- The data
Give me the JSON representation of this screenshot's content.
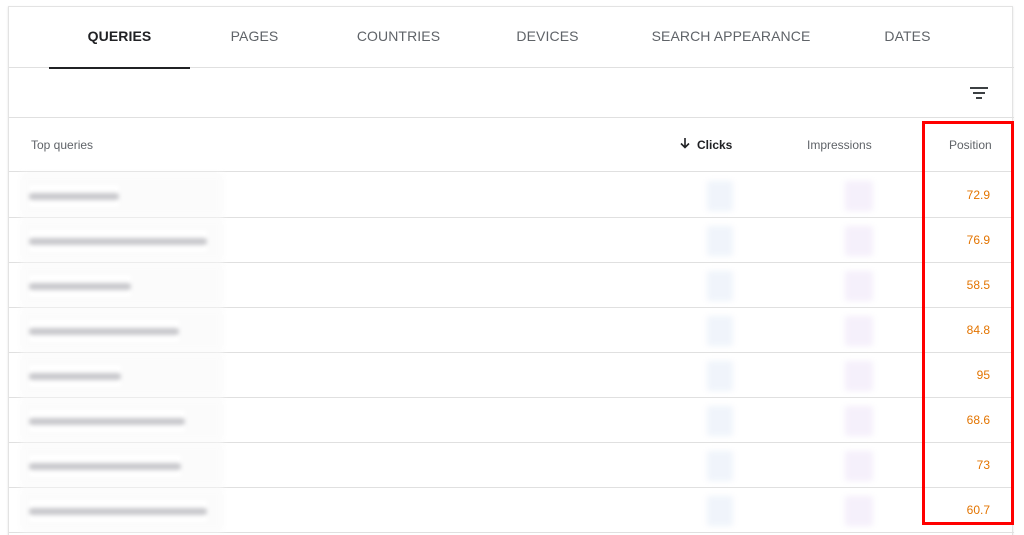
{
  "tabs": [
    {
      "label": "QUERIES",
      "active": true
    },
    {
      "label": "PAGES",
      "active": false
    },
    {
      "label": "COUNTRIES",
      "active": false
    },
    {
      "label": "DEVICES",
      "active": false
    },
    {
      "label": "SEARCH APPEARANCE",
      "active": false
    },
    {
      "label": "DATES",
      "active": false
    }
  ],
  "toolbar": {
    "filter_icon": "filter-list-icon"
  },
  "table": {
    "columns": {
      "query": "Top queries",
      "clicks": "Clicks",
      "impressions": "Impressions",
      "position": "Position"
    },
    "sorted_by": "Clicks",
    "sort_direction": "descending",
    "rows": [
      {
        "position": "72.9"
      },
      {
        "position": "76.9"
      },
      {
        "position": "58.5"
      },
      {
        "position": "84.8"
      },
      {
        "position": "95"
      },
      {
        "position": "68.6"
      },
      {
        "position": "73"
      },
      {
        "position": "60.7"
      }
    ]
  },
  "colors": {
    "position_text": "#e37400",
    "highlight": "#ff0000",
    "active_tab": "#202124"
  }
}
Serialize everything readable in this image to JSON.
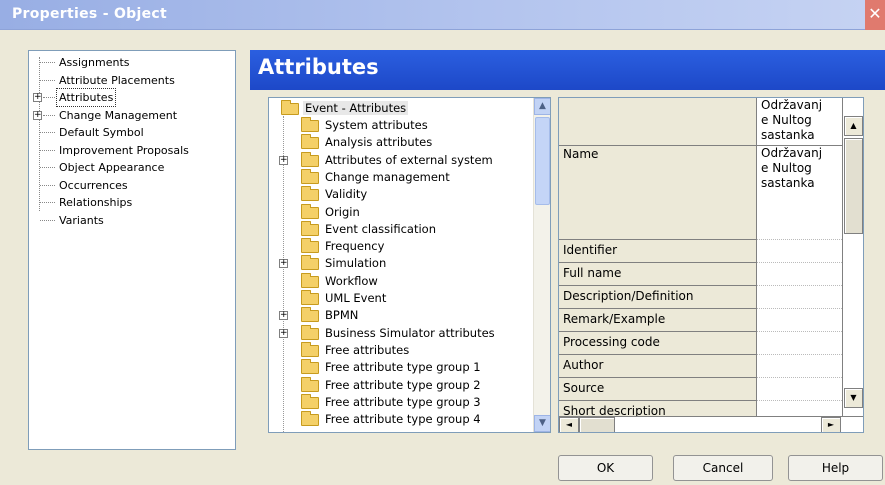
{
  "window": {
    "title": "Properties - Object",
    "close_glyph": "✕"
  },
  "nav": {
    "items": [
      {
        "label": "Assignments",
        "expandable": false
      },
      {
        "label": "Attribute Placements",
        "expandable": false
      },
      {
        "label": "Attributes",
        "expandable": true,
        "selected": true
      },
      {
        "label": "Change Management",
        "expandable": true
      },
      {
        "label": "Default Symbol",
        "expandable": false
      },
      {
        "label": "Improvement Proposals",
        "expandable": false
      },
      {
        "label": "Object Appearance",
        "expandable": false
      },
      {
        "label": "Occurrences",
        "expandable": false
      },
      {
        "label": "Relationships",
        "expandable": false
      },
      {
        "label": "Variants",
        "expandable": false
      }
    ]
  },
  "header": {
    "title": "Attributes"
  },
  "tree": {
    "root": "Event - Attributes",
    "items": [
      {
        "label": "System attributes",
        "expandable": false
      },
      {
        "label": "Analysis attributes",
        "expandable": false
      },
      {
        "label": "Attributes of external system",
        "expandable": true
      },
      {
        "label": "Change management",
        "expandable": false
      },
      {
        "label": "Validity",
        "expandable": false
      },
      {
        "label": "Origin",
        "expandable": false
      },
      {
        "label": "Event classification",
        "expandable": false
      },
      {
        "label": "Frequency",
        "expandable": false
      },
      {
        "label": "Simulation",
        "expandable": true
      },
      {
        "label": "Workflow",
        "expandable": false
      },
      {
        "label": "UML Event",
        "expandable": false
      },
      {
        "label": "BPMN",
        "expandable": true
      },
      {
        "label": "Business Simulator attributes",
        "expandable": true
      },
      {
        "label": "Free attributes",
        "expandable": false
      },
      {
        "label": "Free attribute type group 1",
        "expandable": false
      },
      {
        "label": "Free attribute type group 2",
        "expandable": false
      },
      {
        "label": "Free attribute type group 3",
        "expandable": false
      },
      {
        "label": "Free attribute type group 4",
        "expandable": false
      }
    ]
  },
  "grid": {
    "header_value": "Održavanje Nultog sastanka",
    "header_value_lines": [
      "Održavanj",
      "e Nultog",
      "sastanka"
    ],
    "rows": [
      {
        "name": "Name",
        "value_lines": [
          "Održavanj",
          "e Nultog",
          "sastanka"
        ]
      },
      {
        "name": "Identifier",
        "value_lines": []
      },
      {
        "name": "Full name",
        "value_lines": []
      },
      {
        "name": "Description/Definition",
        "value_lines": []
      },
      {
        "name": "Remark/Example",
        "value_lines": []
      },
      {
        "name": "Processing code",
        "value_lines": []
      },
      {
        "name": "Author",
        "value_lines": []
      },
      {
        "name": "Source",
        "value_lines": []
      },
      {
        "name": "Short description",
        "value_lines": []
      }
    ]
  },
  "scroll_glyphs": {
    "up": "▲",
    "down": "▼",
    "left": "◄",
    "right": "►"
  },
  "buttons": {
    "ok": "OK",
    "cancel": "Cancel",
    "help": "Help"
  }
}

- To do
The lines to collect are those holding the string "Change"; copy them all.

- Result below
        "label": "Change Management",
        "label": "Change management",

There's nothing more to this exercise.